THE REQUEST - Copy each line exactly.

RECORDS SHOWN -
━━━━━━

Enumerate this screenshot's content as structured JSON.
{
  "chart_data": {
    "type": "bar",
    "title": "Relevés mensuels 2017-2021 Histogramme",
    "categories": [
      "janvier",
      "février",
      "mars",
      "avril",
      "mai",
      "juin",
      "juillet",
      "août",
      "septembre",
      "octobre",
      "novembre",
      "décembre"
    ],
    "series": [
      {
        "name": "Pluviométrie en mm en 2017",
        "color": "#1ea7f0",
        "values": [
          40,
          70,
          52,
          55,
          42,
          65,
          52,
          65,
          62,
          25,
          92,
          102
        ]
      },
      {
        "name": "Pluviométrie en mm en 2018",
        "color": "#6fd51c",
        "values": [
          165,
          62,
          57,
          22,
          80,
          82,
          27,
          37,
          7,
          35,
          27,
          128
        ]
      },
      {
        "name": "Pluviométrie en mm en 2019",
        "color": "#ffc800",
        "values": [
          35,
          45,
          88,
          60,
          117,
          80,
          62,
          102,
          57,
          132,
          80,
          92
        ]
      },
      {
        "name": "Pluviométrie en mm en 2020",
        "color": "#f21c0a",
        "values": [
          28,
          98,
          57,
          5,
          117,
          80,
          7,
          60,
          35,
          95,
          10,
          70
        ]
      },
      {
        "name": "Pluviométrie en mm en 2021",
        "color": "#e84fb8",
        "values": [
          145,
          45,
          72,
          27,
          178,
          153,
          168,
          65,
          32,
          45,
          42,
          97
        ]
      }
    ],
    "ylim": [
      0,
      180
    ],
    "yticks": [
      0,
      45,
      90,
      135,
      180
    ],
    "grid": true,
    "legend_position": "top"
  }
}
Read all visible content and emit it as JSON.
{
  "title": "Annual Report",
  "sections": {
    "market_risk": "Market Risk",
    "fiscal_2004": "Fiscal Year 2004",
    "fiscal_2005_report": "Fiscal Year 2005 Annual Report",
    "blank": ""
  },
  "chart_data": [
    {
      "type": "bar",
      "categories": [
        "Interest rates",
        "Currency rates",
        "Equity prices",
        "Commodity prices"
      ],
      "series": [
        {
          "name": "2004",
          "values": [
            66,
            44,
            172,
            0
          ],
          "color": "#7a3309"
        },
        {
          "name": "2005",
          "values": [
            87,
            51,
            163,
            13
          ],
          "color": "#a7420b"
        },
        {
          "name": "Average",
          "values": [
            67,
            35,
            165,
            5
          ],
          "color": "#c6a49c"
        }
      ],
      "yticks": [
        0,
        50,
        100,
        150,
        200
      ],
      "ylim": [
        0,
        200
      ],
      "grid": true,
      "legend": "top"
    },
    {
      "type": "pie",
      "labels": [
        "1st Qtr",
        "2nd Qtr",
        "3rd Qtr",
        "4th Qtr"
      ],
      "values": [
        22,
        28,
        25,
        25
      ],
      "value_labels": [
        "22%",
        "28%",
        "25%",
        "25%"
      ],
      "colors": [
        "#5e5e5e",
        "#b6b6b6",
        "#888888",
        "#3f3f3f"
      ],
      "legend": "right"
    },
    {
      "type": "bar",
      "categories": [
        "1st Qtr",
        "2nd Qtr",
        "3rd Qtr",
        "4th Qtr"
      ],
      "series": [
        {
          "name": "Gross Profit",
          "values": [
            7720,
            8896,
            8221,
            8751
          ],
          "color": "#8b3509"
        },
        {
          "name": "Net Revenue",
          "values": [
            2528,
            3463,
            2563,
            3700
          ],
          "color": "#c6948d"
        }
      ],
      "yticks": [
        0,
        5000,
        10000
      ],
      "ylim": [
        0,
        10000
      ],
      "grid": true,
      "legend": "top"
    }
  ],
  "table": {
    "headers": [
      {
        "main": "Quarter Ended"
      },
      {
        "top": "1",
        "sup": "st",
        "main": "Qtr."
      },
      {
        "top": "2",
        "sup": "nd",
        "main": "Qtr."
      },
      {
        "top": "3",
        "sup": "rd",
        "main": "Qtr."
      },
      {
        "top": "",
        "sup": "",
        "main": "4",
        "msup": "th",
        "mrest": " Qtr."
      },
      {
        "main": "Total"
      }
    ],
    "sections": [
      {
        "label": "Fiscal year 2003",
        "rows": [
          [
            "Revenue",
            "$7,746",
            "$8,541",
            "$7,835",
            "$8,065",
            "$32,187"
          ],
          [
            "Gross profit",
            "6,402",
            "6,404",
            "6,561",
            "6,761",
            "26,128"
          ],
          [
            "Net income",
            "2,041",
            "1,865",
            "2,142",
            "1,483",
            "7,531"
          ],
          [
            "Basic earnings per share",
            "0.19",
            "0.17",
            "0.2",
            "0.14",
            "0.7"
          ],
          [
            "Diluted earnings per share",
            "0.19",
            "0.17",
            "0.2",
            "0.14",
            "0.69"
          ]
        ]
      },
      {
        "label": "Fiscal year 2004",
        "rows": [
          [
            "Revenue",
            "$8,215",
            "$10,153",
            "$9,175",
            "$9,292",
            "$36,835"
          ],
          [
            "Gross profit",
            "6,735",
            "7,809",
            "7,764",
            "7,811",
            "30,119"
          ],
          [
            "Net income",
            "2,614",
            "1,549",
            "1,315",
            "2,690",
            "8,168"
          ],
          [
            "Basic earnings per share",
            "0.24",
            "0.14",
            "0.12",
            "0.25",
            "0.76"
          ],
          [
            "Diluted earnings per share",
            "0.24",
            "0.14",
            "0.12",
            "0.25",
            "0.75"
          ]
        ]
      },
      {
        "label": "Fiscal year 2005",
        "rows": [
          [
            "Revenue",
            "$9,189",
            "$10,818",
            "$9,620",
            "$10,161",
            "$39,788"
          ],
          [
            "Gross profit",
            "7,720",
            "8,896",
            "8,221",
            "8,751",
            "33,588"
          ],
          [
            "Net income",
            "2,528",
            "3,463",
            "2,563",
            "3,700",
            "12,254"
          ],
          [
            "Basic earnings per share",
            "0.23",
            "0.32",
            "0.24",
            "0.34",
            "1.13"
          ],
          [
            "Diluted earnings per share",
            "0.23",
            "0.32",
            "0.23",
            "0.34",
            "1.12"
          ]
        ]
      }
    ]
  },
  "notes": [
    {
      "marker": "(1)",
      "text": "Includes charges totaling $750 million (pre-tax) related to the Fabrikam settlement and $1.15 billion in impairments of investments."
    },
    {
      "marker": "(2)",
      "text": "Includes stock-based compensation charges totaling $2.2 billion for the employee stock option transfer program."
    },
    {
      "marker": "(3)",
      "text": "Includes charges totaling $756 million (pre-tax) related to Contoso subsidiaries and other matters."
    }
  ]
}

━━━━━━

RESULT BELOW -
Enumerate this screenshot's content as structured JSON.
{
  "chart_data": {
    "type": "bar",
    "title": "Relevés mensuels 2017-2021 Histogramme",
    "categories": [
      "janvier",
      "février",
      "mars",
      "avril",
      "mai",
      "juin",
      "juillet",
      "août",
      "septembre",
      "octobre",
      "novembre",
      "décembre"
    ],
    "series": [
      {
        "name": "Pluviométrie en mm en 2017",
        "color": "#1ea7f0",
        "values": [
          40,
          70,
          52,
          55,
          42,
          65,
          52,
          65,
          62,
          25,
          92,
          102
        ]
      },
      {
        "name": "Pluviométrie en mm en 2018",
        "color": "#6fd51c",
        "values": [
          165,
          62,
          57,
          22,
          80,
          82,
          27,
          37,
          7,
          35,
          27,
          128
        ]
      },
      {
        "name": "Pluviométrie en mm en 2019",
        "color": "#ffc800",
        "values": [
          35,
          45,
          88,
          60,
          117,
          80,
          62,
          102,
          57,
          132,
          80,
          92
        ]
      },
      {
        "name": "Pluviométrie en mm en 2020",
        "color": "#f21c0a",
        "values": [
          28,
          98,
          57,
          5,
          117,
          80,
          7,
          60,
          35,
          95,
          10,
          70
        ]
      },
      {
        "name": "Pluviométrie en mm en 2021",
        "color": "#e84fb8",
        "values": [
          145,
          45,
          72,
          27,
          178,
          153,
          168,
          65,
          32,
          45,
          42,
          97
        ]
      }
    ],
    "ylim": [
      0,
      180
    ],
    "yticks": [
      0,
      45,
      90,
      135,
      180
    ],
    "grid": true,
    "legend_position": "top"
  }
}
Read all visible content and emit it as JSON.
{
  "title": "Annual Report",
  "sections": {
    "market_risk": "Market Risk",
    "fiscal_2004": "Fiscal Year 2004",
    "fiscal_2005_report": "Fiscal Year 2005 Annual Report",
    "blank": ""
  },
  "chart_data": [
    {
      "type": "bar",
      "categories": [
        "Interest rates",
        "Currency rates",
        "Equity prices",
        "Commodity prices"
      ],
      "series": [
        {
          "name": "2004",
          "values": [
            66,
            44,
            172,
            0
          ],
          "color": "#7a3309"
        },
        {
          "name": "2005",
          "values": [
            87,
            51,
            163,
            13
          ],
          "color": "#a7420b"
        },
        {
          "name": "Average",
          "values": [
            67,
            35,
            165,
            5
          ],
          "color": "#c6a49c"
        }
      ],
      "yticks": [
        0,
        50,
        100,
        150,
        200
      ],
      "ylim": [
        0,
        200
      ],
      "grid": true,
      "legend": "top"
    },
    {
      "type": "pie",
      "labels": [
        "1st Qtr",
        "2nd Qtr",
        "3rd Qtr",
        "4th Qtr"
      ],
      "values": [
        22,
        28,
        25,
        25
      ],
      "value_labels": [
        "22%",
        "28%",
        "25%",
        "25%"
      ],
      "colors": [
        "#5e5e5e",
        "#b6b6b6",
        "#888888",
        "#3f3f3f"
      ],
      "legend": "right"
    },
    {
      "type": "bar",
      "categories": [
        "1st Qtr",
        "2nd Qtr",
        "3rd Qtr",
        "4th Qtr"
      ],
      "series": [
        {
          "name": "Gross Profit",
          "values": [
            7720,
            8896,
            8221,
            8751
          ],
          "color": "#8b3509"
        },
        {
          "name": "Net Revenue",
          "values": [
            2528,
            3463,
            2563,
            3700
          ],
          "color": "#c6948d"
        }
      ],
      "yticks": [
        0,
        5000,
        10000
      ],
      "ylim": [
        0,
        10000
      ],
      "grid": true,
      "legend": "top"
    }
  ],
  "table": {
    "headers": [
      {
        "main": "Quarter Ended"
      },
      {
        "top": "1",
        "sup": "st",
        "main": "Qtr."
      },
      {
        "top": "2",
        "sup": "nd",
        "main": "Qtr."
      },
      {
        "top": "3",
        "sup": "rd",
        "main": "Qtr."
      },
      {
        "top": "",
        "sup": "",
        "main": "4",
        "msup": "th",
        "mrest": " Qtr."
      },
      {
        "main": "Total"
      }
    ],
    "sections": [
      {
        "label": "Fiscal year 2003",
        "rows": [
          [
            "Revenue",
            "$7,746",
            "$8,541",
            "$7,835",
            "$8,065",
            "$32,187"
          ],
          [
            "Gross profit",
            "6,402",
            "6,404",
            "6,561",
            "6,761",
            "26,128"
          ],
          [
            "Net income",
            "2,041",
            "1,865",
            "2,142",
            "1,483",
            "7,531"
          ],
          [
            "Basic earnings per share",
            "0.19",
            "0.17",
            "0.2",
            "0.14",
            "0.7"
          ],
          [
            "Diluted earnings per share",
            "0.19",
            "0.17",
            "0.2",
            "0.14",
            "0.69"
          ]
        ]
      },
      {
        "label": "Fiscal year 2004",
        "rows": [
          [
            "Revenue",
            "$8,215",
            "$10,153",
            "$9,175",
            "$9,292",
            "$36,835"
          ],
          [
            "Gross profit",
            "6,735",
            "7,809",
            "7,764",
            "7,811",
            "30,119"
          ],
          [
            "Net income",
            "2,614",
            "1,549",
            "1,315",
            "2,690",
            "8,168"
          ],
          [
            "Basic earnings per share",
            "0.24",
            "0.14",
            "0.12",
            "0.25",
            "0.76"
          ],
          [
            "Diluted earnings per share",
            "0.24",
            "0.14",
            "0.12",
            "0.25",
            "0.75"
          ]
        ]
      },
      {
        "label": "Fiscal year 2005",
        "rows": [
          [
            "Revenue",
            "$9,189",
            "$10,818",
            "$9,620",
            "$10,161",
            "$39,788"
          ],
          [
            "Gross profit",
            "7,720",
            "8,896",
            "8,221",
            "8,751",
            "33,588"
          ],
          [
            "Net income",
            "2,528",
            "3,463",
            "2,563",
            "3,700",
            "12,254"
          ],
          [
            "Basic earnings per share",
            "0.23",
            "0.32",
            "0.24",
            "0.34",
            "1.13"
          ],
          [
            "Diluted earnings per share",
            "0.23",
            "0.32",
            "0.23",
            "0.34",
            "1.12"
          ]
        ]
      }
    ]
  },
  "notes": [
    {
      "marker": "(1)",
      "text": "Includes charges totaling $750 million (pre-tax) related to the Fabrikam settlement and $1.15 billion in impairments of investments."
    },
    {
      "marker": "(2)",
      "text": "Includes stock-based compensation charges totaling $2.2 billion for the employee stock option transfer program."
    },
    {
      "marker": "(3)",
      "text": "Includes charges totaling $756 million (pre-tax) related to Contoso subsidiaries and other matters."
    }
  ]
}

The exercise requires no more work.